# Exercise instructions
Pictures do not belong in the copy, so please give every entry below again exactly.

(Records that describe figures)
>> begin
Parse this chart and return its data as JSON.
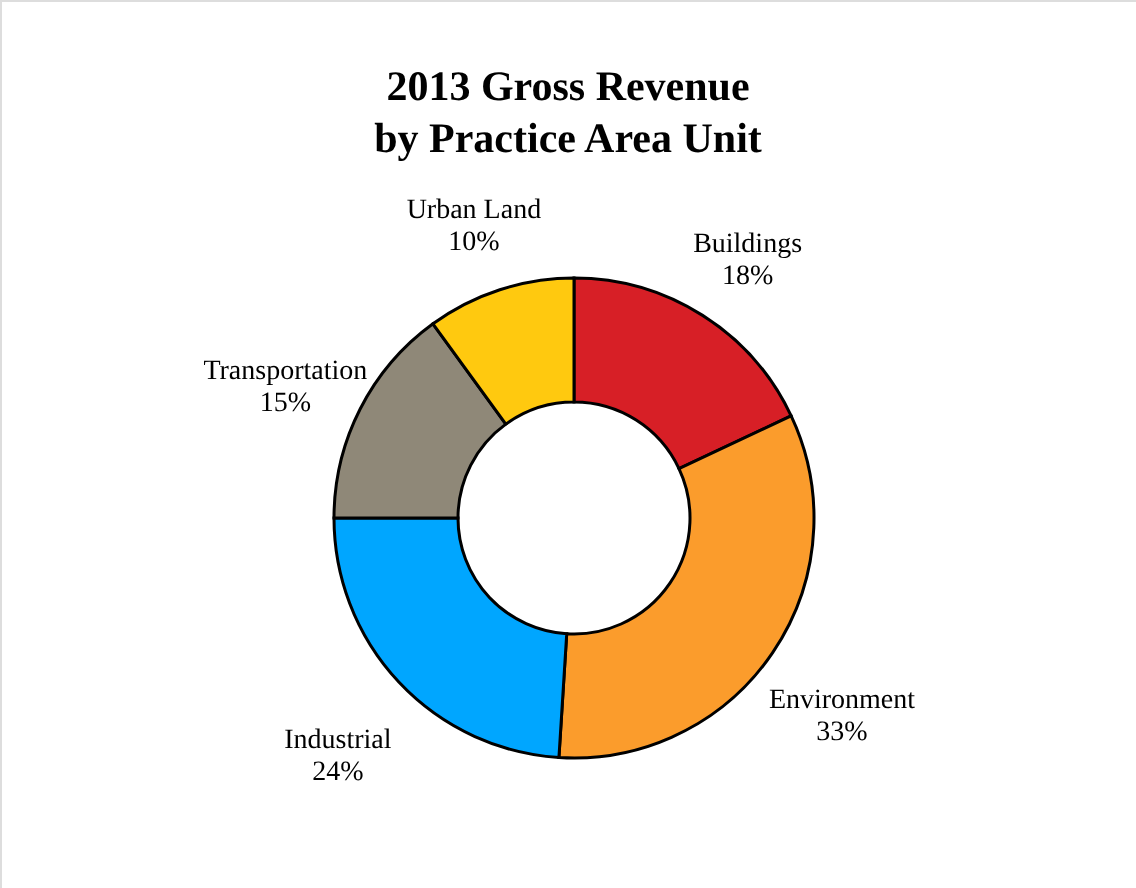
{
  "chart_data": {
    "type": "donut",
    "title": "2013 Gross Revenue\nby Practice Area Unit",
    "categories": [
      "Buildings",
      "Environment",
      "Industrial",
      "Transportation",
      "Urban Land"
    ],
    "values": [
      18,
      33,
      24,
      15,
      10
    ],
    "value_labels": [
      "18%",
      "33%",
      "24%",
      "15%",
      "10%"
    ],
    "colors": [
      "#d71f26",
      "#fb9c2c",
      "#00a6ff",
      "#8f8878",
      "#ffc90f"
    ]
  }
}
>> end
# Answer to this problem
Parse this chart and return its data as JSON.
{
  "chart_data": {
    "type": "donut",
    "title": "2013 Gross Revenue\nby Practice Area Unit",
    "categories": [
      "Buildings",
      "Environment",
      "Industrial",
      "Transportation",
      "Urban Land"
    ],
    "values": [
      18,
      33,
      24,
      15,
      10
    ],
    "value_labels": [
      "18%",
      "33%",
      "24%",
      "15%",
      "10%"
    ],
    "colors": [
      "#d71f26",
      "#fb9c2c",
      "#00a6ff",
      "#8f8878",
      "#ffc90f"
    ]
  }
}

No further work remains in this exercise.